Une petite société suédoise est en train d’imposer sa technologie chez les fabricants de casques. Son secret ? Un petit bout de plastique malin, qui peut sauver la vie de l’utilisateur en cas de choc grave.

C’est un bâtiment banal dans la banlieue de Taby, à quelques kilomètres au nord de Stockholm. Coincée entre une station service et un lycée, la modeste bâtisse abrite le leader mondial en matière de sécurité des casques. Une référence dans le marché, mais que personne ou presque ne connaît hors des frontières de la Suède. Et pourtant, si vous retournez votre casque de vélo (ou de moto), il y a une chance non négligeable pour que vous constatiez la présence de cette fine structure en plastique qui a fait le succès de la marque, ou le logo rond et jaune qui atteste de sa présence.

Mips, c’est le nom de cet acteur devenu incontournable dans le monde des casques. Une société qui n’a même pas trente ans, qui a frôlé plusieurs fois la faillite et qui a fini par imposer son idée directrice à l’ensemble de l’industrie. Une idée simple, qui consiste à utiliser une approche scientifique afin d’améliorer la sécurité des casques et mieux prendre en compte les dégâts causés par une chute.

Le logo Mips se trouve à l’arrière des casques qui sont équipés du système.

D’où vient Mips ? Sur quoi se fonde sa technologie brevetée ? Comment ce procédé longtemps ignoré a fini par s’imposer auprès des plus grandes marques de casques ? Pour le savoir, nous sommes allés à la rencontre des ingénieurs à l’origine du système de sécurité Mips, nous avons visité leur labo et observé leurs méthodes de test. Comment l’obsession d’un médecin suédois a fini par donner naissance à un petit bout de plastique qui prétend sauver des vies et qui a convaincu les principaux acteurs du marché ?

------------

Travail à faire
[A] Recopiez le passage du texte sur Mips qui va de « Une petite société » jusqu'à « de sa présence. » inclus.
[B] D'après le texte sur Mips, dans quelle banlieue se trouve le bâtiment qui abrite la société ?
Les items ci-dessous n'ont aucun lien avec le texte sur Mips.

Données enregistrées

------------

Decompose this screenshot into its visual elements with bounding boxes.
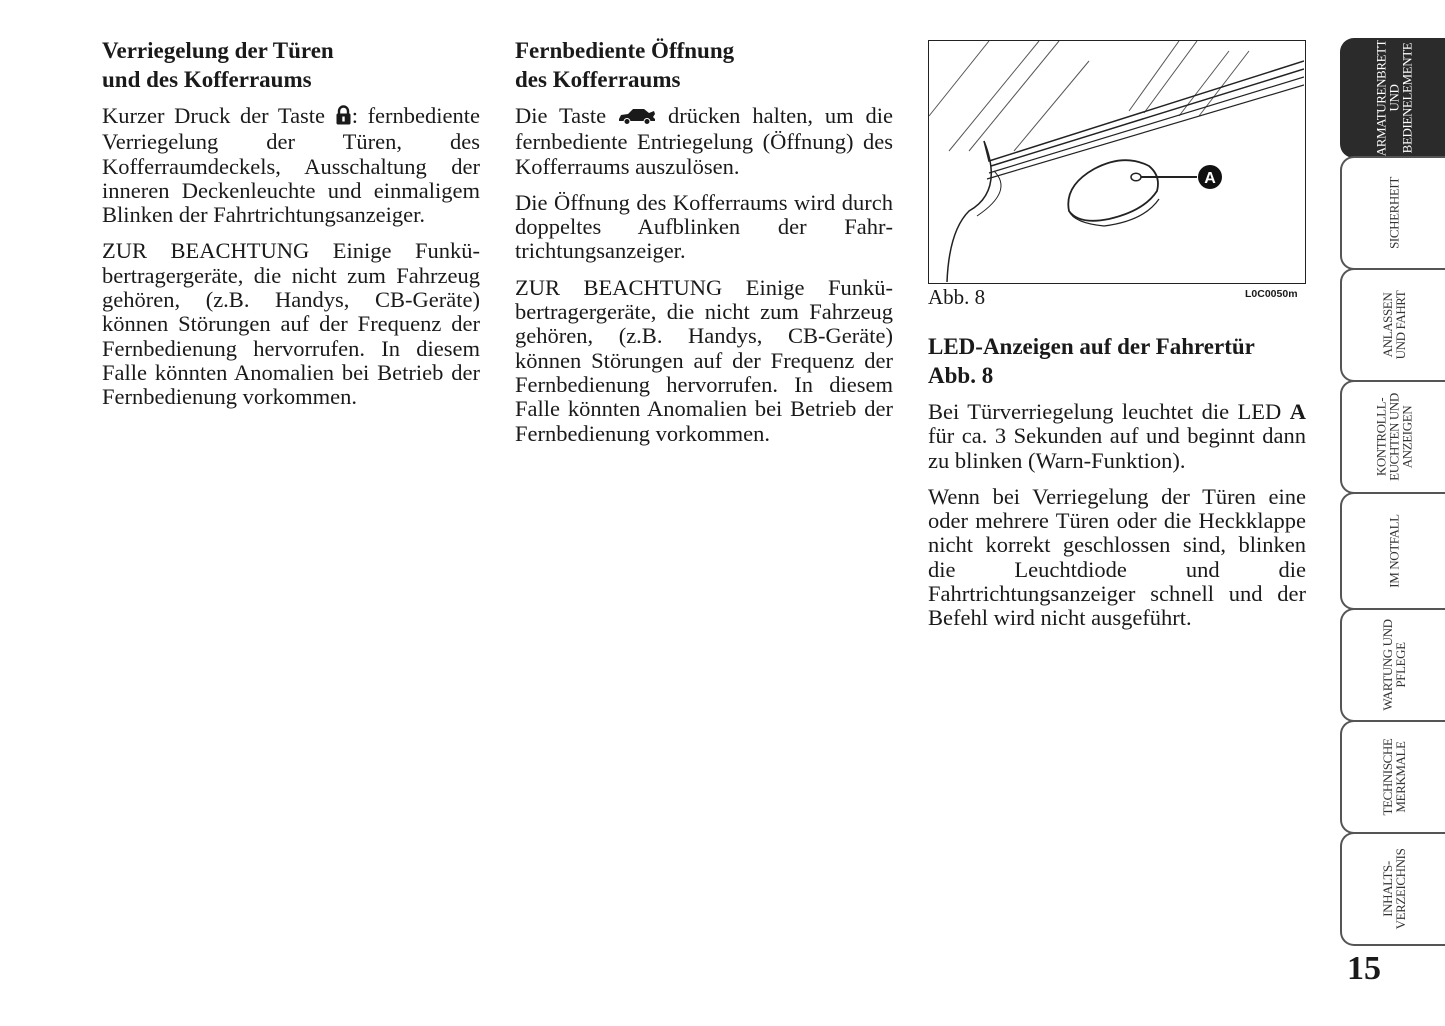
led-bezel (1068, 160, 1159, 226)
column-led-indicators (928, 332, 1306, 643)
car-trunk-icon (618, 106, 656, 130)
column-trunk-opening (515, 36, 893, 458)
tab-kontrollleuchten[interactable]: KONTROLLL- EUCHTEN UND ANZEIGEN (1340, 380, 1445, 494)
figure-caption: Abb. 8 (928, 285, 986, 309)
section-heading-door-locking: Verriegelung der Türen und des Kofferraums (102, 38, 334, 92)
door-led-illustration (929, 41, 1304, 282)
paragraph-double-blink: Die Öffnung des Kofferraums wird durch doppeltes Aufblinken der Fahrtrichtungsanzeiger. (515, 189, 893, 264)
column-door-locking (102, 36, 480, 422)
led-lamp (1131, 173, 1141, 181)
page-number: 15 (1347, 950, 1381, 987)
padlock-icon (335, 105, 352, 130)
figure-code: L0C0050m (1245, 288, 1298, 300)
tab-wartung[interactable]: WARTUNG UND PFLEGE (1340, 608, 1445, 722)
paragraph-note-interference: ZUR BEACHTUNG Einige Funkübertragergeräte, die nicht zum Fahrzeug gehören, (z.B. Handys, CB-Geräte) können Störungen auf der Frequenz der Fernbedienung hervorrufen. In diesem Falle könnten Anomalien bei Betrieb der Fernbedienung vorkommen. (102, 238, 480, 410)
paragraph-led-lock: Bei Türverriegelung leuchtet die LED A für ca. 3 Sekunden auf und beginnt dann zu blinken (Warn-Funktion). (928, 399, 1306, 473)
paragraph-led-fast-blink: Wenn bei Verriegelung der Türen eine oder mehrere Türen oder die Heckklappe nicht korrekt geschlossen sind, blinken die Leuchtdiode und die Fahrtrichtungsanzeiger schnell und der Befehl wird nicht ausgeführt. (928, 483, 1306, 631)
paragraph-lock-press: Kurzer Druck der Taste : fernbediente Verriegelung der Türen, des Kofferraumdeckels, Ausschaltung der inneren Deckenleuchte und einmaligem Blinken der Fahrtrichtungsanzeiger. (102, 103, 481, 228)
tab-sicherheit[interactable]: SICHERHEIT (1340, 156, 1445, 270)
section-heading-led-indicators: LED-Anzeigen auf der Fahrertür Abb. 8 (928, 334, 1255, 388)
paragraph-trunk-button: Die Taste drücken halten, um die fernbediente Entriegelung (Öffnung) des Kofferraums auszulösen. (515, 103, 894, 179)
paragraph-note-interference-2: ZUR BEACHTUNG Einige Funkübertragergeräte, die nicht zum Fahrzeug gehören, (z.B. Handys, CB-Geräte) können Störungen auf der Frequenz der Fernbedienung hervorrufen. In diesem Falle könnten Anomalien bei Betrieb der Fernbedienung vorkommen. (515, 274, 893, 446)
tab-im-notfall[interactable]: IM NOTFALL (1340, 492, 1445, 610)
tab-technische-merkmale[interactable]: TECHNISCHE MERKMALE (1340, 720, 1445, 834)
figure-door-led (928, 40, 1306, 284)
tab-anlassen[interactable]: ANLASSEN UND FAHRT (1340, 268, 1445, 382)
tab-inhaltsverzeichnis[interactable]: INHALTS- VERZEICHNIS (1340, 832, 1445, 946)
tab-armaturenbrett[interactable]: ARMATURENBRETT UND BEDIENELEMENTE (1340, 38, 1445, 158)
section-heading-trunk-opening: Fernbediente Öffnung des Kofferraums (515, 38, 735, 92)
callout-a-label: A (1204, 170, 1216, 187)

------------

Corrigé
[A]
Une petite société suédoise est en train d’imposer sa technologie chez les fabricants de casques. Son secret ? Un petit bout de plastique malin, qui peut sauver la vie de l’utilisateur en cas de choc grave.

C’est un bâtiment banal dans la banlieue de Taby, à quelques kilomètres au nord de Stockholm. Coincée entre une station service et un lycée, la modeste bâtisse abrite le leader mondial en matière de sécurité des casques. Une référence dans le marché, mais que personne ou presque ne connaît hors des frontières de la Suède. Et pourtant, si vous retournez votre casque de vélo (ou de moto), il y a une chance non négligeable pour que vous constatiez la présence de cette fine structure en plastique qui a fait le succès de la marque, ou le logo rond et jaune qui atteste de sa présence.

[B] Dans la banlieue de Taby, à quelques kilomètres au nord de Stockholm.